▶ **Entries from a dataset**
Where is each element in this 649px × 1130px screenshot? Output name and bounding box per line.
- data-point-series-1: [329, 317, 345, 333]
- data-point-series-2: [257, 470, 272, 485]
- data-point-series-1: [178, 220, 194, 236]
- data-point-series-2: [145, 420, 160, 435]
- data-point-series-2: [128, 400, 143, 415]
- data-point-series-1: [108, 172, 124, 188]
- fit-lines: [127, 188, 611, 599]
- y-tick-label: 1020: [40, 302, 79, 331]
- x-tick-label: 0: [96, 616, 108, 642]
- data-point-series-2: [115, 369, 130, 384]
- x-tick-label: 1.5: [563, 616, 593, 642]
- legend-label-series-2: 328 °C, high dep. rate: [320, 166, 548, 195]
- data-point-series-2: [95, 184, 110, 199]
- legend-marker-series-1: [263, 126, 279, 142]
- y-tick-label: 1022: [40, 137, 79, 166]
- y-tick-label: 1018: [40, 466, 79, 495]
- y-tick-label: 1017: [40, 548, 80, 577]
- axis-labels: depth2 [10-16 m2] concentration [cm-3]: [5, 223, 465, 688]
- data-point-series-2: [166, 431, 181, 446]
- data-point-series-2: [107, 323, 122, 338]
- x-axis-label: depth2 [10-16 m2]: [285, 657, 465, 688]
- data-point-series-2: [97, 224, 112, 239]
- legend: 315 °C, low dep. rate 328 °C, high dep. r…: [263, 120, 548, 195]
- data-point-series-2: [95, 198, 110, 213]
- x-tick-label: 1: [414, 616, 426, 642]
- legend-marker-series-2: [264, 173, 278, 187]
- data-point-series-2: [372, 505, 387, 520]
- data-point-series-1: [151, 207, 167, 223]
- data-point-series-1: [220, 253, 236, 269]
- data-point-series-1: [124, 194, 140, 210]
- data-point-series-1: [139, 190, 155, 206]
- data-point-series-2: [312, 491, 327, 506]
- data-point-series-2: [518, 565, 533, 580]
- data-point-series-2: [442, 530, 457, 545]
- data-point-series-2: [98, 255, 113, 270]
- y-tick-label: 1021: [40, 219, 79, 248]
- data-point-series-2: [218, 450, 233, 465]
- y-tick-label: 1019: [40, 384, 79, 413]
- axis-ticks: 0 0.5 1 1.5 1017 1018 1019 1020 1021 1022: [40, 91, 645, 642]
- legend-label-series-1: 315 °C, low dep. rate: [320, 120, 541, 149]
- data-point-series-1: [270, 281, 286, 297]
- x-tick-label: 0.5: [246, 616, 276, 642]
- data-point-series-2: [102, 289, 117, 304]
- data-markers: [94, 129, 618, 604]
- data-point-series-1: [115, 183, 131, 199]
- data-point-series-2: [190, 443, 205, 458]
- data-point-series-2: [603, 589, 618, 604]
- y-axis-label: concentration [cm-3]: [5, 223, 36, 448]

▶ **Your goal**
Repeat the data word for word, from its first line through the line containing "- data-point-series-2: [128, 400, 143, 415]".

▶ **Task output**
Where is each element in this 649px × 1130px screenshot? Output name and bounding box per line.
- data-point-series-1: [329, 317, 345, 333]
- data-point-series-2: [257, 470, 272, 485]
- data-point-series-1: [178, 220, 194, 236]
- data-point-series-2: [145, 420, 160, 435]
- data-point-series-2: [128, 400, 143, 415]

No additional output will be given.